▸ INFORMATION GIVEN
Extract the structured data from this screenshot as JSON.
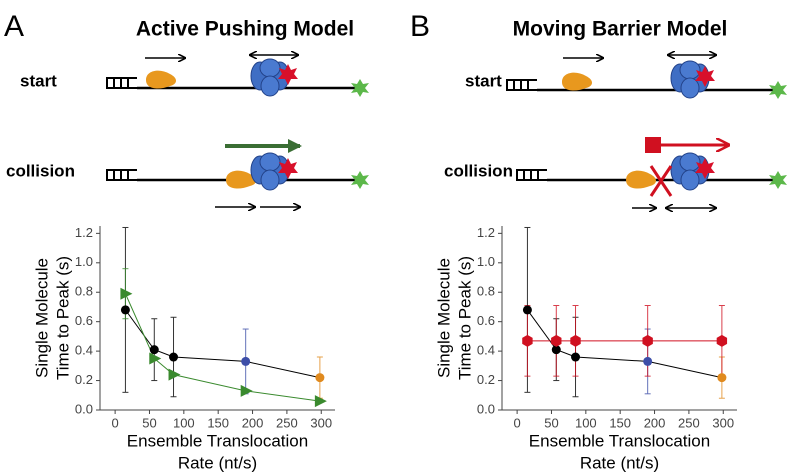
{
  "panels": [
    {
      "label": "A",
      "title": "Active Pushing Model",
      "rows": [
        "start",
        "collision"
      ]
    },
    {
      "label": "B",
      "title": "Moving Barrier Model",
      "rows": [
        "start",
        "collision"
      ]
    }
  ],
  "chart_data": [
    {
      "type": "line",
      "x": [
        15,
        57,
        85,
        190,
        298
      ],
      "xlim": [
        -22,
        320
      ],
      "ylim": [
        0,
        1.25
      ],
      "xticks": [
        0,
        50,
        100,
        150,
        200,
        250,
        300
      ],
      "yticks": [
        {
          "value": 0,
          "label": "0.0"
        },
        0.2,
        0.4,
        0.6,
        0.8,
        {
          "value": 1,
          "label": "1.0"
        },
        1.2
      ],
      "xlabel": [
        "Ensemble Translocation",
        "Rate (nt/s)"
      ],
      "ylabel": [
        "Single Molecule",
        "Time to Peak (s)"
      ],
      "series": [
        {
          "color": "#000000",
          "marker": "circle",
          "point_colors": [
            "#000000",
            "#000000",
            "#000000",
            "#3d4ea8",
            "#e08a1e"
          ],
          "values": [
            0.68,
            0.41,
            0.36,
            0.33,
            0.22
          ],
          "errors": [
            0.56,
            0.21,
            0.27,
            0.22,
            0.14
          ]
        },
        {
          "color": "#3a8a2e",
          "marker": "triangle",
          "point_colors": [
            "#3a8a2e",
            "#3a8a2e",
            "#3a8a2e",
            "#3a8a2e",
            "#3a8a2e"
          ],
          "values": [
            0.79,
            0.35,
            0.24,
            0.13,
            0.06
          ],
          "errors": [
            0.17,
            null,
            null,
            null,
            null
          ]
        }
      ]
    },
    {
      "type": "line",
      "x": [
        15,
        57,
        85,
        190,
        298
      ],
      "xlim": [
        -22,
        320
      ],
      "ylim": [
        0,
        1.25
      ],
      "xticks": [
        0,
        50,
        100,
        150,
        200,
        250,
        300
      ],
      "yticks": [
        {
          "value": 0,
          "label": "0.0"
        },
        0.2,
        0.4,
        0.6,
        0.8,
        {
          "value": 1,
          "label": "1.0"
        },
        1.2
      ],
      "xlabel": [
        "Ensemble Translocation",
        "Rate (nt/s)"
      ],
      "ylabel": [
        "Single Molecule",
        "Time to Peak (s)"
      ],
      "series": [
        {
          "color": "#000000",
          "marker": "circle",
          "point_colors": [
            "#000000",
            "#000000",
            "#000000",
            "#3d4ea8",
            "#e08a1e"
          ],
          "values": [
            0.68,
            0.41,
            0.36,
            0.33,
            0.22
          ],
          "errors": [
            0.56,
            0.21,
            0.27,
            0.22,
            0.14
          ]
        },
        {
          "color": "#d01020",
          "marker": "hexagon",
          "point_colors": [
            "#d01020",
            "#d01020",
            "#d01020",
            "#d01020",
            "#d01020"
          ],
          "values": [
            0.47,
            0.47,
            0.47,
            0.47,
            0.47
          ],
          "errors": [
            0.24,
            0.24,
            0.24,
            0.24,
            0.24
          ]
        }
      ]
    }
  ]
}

▸ REQUIREMENTS
Only the number is wanted: how many lines of the material contain the word "Model"?

▸ FINISHED ANSWER
2